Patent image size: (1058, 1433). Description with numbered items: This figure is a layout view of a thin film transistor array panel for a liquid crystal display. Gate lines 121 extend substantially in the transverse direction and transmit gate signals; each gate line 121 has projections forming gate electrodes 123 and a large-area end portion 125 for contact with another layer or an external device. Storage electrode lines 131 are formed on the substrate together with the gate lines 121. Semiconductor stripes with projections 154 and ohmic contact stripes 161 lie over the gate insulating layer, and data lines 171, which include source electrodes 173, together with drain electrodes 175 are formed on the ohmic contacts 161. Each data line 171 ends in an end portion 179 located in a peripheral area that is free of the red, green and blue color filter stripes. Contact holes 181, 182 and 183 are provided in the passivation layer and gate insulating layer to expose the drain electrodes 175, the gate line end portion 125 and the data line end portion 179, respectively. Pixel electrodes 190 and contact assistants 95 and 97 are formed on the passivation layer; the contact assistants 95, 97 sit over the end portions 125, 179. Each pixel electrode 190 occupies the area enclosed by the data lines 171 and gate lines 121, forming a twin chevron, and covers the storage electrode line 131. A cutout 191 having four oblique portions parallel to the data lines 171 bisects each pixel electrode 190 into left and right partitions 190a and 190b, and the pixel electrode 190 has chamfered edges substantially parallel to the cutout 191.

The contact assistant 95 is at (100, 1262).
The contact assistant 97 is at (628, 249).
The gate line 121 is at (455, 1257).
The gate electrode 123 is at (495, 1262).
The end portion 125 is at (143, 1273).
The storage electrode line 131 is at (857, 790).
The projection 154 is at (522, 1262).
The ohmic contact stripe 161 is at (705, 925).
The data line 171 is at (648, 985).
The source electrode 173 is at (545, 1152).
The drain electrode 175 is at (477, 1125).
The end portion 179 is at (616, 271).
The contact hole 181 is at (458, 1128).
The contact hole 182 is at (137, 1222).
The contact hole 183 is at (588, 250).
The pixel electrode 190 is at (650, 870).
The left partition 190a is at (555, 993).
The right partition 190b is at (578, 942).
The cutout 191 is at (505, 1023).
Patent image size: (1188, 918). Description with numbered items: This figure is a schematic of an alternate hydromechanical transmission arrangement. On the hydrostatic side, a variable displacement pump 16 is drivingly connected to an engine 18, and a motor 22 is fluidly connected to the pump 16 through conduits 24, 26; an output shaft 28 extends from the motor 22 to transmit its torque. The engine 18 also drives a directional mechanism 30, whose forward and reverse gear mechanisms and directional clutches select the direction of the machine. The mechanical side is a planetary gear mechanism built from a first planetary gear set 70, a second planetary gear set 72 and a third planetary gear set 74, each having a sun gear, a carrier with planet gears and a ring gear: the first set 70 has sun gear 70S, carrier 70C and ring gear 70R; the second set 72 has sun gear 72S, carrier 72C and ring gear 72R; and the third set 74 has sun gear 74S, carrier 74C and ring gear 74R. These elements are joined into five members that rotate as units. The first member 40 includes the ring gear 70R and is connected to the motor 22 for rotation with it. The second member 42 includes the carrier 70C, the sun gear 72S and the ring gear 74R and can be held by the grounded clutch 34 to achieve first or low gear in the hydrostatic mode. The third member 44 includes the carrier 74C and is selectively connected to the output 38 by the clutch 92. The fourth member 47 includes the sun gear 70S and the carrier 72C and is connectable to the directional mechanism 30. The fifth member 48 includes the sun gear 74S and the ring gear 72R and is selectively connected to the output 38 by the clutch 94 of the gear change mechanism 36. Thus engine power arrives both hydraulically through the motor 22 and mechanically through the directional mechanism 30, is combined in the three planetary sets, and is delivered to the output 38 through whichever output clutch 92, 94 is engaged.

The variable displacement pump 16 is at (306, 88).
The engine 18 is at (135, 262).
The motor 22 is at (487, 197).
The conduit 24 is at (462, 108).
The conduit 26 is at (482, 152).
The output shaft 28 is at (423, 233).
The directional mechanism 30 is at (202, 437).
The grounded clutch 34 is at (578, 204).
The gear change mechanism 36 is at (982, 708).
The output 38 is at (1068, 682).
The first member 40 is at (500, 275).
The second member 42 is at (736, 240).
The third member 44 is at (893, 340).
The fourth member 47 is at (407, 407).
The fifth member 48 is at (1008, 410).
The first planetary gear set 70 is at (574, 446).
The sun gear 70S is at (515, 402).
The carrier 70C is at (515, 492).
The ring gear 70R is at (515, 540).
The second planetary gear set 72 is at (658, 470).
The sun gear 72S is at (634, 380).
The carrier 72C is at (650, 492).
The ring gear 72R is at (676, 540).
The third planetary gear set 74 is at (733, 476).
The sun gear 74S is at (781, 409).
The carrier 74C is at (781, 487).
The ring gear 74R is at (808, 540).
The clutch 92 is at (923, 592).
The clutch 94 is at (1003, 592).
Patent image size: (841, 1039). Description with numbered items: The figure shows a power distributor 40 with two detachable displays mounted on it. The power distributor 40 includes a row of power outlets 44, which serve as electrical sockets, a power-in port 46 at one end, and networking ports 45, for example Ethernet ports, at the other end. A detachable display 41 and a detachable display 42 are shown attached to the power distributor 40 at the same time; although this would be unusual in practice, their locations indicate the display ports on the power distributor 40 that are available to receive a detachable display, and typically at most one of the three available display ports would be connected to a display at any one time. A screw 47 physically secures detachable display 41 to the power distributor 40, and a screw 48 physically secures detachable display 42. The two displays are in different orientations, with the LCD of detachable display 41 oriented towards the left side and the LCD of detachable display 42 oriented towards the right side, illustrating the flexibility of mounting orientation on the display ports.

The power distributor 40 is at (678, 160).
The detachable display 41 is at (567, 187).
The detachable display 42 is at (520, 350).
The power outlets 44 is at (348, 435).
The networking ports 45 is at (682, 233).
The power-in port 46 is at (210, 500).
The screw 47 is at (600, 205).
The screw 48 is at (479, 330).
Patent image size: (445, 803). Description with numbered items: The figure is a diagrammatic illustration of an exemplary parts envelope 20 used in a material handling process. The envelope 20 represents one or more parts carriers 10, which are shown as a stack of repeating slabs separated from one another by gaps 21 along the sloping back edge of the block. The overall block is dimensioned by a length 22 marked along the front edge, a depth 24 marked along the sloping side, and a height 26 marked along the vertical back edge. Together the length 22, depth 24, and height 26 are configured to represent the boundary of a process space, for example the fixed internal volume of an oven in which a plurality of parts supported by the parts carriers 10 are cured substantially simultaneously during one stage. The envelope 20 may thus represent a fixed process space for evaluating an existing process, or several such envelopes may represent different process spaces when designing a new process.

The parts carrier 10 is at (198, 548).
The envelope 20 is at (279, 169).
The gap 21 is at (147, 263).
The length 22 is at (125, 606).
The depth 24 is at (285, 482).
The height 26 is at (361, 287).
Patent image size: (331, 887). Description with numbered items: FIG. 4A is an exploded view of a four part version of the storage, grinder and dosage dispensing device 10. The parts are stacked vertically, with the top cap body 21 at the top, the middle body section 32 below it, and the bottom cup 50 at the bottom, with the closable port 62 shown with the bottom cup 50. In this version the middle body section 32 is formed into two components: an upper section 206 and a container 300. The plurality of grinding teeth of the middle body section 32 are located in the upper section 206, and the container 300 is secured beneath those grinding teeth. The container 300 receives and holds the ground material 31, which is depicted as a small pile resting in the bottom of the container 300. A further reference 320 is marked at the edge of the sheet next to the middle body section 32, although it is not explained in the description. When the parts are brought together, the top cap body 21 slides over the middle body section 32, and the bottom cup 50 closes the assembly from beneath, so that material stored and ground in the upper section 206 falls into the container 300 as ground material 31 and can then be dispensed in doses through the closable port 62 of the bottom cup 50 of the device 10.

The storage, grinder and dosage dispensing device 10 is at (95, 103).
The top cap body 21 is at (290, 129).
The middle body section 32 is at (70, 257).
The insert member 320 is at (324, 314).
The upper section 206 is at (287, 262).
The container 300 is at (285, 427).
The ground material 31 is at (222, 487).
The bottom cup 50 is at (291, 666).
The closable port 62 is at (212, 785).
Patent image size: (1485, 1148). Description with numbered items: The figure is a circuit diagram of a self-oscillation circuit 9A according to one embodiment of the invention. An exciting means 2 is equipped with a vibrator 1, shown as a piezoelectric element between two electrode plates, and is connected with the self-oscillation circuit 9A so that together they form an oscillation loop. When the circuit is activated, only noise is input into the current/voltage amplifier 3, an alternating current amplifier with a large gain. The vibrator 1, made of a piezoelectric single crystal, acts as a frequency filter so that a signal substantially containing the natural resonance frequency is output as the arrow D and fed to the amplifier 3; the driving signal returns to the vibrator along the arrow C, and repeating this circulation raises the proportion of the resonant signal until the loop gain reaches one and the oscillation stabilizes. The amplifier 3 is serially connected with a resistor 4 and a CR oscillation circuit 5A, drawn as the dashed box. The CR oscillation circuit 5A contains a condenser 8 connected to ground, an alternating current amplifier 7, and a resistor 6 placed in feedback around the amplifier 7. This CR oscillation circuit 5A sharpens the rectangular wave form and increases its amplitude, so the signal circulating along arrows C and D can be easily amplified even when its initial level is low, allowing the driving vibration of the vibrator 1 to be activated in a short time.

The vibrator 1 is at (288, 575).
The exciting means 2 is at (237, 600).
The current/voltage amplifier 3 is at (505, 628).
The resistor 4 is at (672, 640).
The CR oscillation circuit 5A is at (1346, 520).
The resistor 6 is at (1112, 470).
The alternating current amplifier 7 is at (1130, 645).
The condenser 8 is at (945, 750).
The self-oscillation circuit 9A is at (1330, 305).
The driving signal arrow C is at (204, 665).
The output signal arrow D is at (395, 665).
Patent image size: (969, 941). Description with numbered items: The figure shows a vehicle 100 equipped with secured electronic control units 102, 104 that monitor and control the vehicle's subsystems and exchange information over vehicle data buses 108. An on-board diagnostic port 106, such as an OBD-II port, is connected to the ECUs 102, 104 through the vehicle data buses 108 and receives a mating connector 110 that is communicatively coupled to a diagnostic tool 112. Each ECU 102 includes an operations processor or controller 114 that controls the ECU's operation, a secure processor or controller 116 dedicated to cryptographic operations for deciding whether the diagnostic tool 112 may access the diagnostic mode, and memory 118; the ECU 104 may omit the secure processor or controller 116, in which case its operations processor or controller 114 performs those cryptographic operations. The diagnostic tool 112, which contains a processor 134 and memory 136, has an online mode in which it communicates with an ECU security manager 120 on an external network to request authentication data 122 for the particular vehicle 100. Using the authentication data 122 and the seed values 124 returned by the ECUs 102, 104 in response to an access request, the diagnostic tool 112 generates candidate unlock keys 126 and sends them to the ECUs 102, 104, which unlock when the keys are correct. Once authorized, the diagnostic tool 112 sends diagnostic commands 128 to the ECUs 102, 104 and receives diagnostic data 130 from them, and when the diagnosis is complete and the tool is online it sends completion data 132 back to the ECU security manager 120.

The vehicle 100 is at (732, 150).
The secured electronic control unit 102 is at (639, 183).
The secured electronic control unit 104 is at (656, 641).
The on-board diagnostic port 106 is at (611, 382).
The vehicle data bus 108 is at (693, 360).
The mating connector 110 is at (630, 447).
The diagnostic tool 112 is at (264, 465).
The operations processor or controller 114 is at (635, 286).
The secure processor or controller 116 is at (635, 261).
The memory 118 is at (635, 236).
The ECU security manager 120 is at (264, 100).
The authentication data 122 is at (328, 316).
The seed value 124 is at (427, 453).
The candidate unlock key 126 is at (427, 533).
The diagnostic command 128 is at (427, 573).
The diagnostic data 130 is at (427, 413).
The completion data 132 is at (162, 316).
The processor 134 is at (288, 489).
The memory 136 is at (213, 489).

WHAT YOU HAVE TO DO: Render as a numbered list the lines of the material above, starting with the line that contains "Patent image size: (1485, 1148)." and continuing through the line that contains "The output signal arrow D is at (395, 665).". Leave out blank lines.

EXERCISE OUTPUT:
1. Patent image size: (1485, 1148). Description with numbered items: The figure is a circuit diagram of a self-oscillation circuit 9A according to one embodiment of the invention. An exciting means 2 is equipped with a vibrator 1, shown as a piezoelectric element between two electrode plates, and is connected with the self-oscillation circuit 9A so that together they form an oscillation loop. When the circuit is activated, only noise is input into the current/voltage amplifier 3, an alternating current amplifier with a large gain. The vibrator 1, made of a piezoelectric single crystal, acts as a frequency filter so that a signal substantially containing the natural resonance frequency is output as the arrow D and fed to the amplifier 3; the driving signal returns to the vibrator along the arrow C, and repeating this circulation raises the proportion of the resonant signal until the loop gain reaches one and the oscillation stabilizes. The amplifier 3 is serially connected with a resistor 4 and a CR oscillation circuit 5A, drawn as the dashed box. The CR oscillation circuit 5A contains a condenser 8 connected to ground, an alternating current amplifier 7, and a resistor 6 placed in feedback around the amplifier 7. This CR oscillation circuit 5A sharpens the rectangular wave form and increases its amplitude, so the signal circulating along arrows C and D can be easily amplified even when its initial level is low, allowing the driving vibration of the vibrator 1 to be activated in a short time.
2. The vibrator 1 is at (288, 575).
3. The exciting means 2 is at (237, 600).
4. The current/voltage amplifier 3 is at (505, 628).
5. The resistor 4 is at (672, 640).
6. The CR oscillation circuit 5A is at (1346, 520).
7. The resistor 6 is at (1112, 470).
8. The alternating current amplifier 7 is at (1130, 645).
9. The condenser 8 is at (945, 750).
10. The self-oscillation circuit 9A is at (1330, 305).
11. The driving signal arrow C is at (204, 665).
12. The output signal arrow D is at (395, 665).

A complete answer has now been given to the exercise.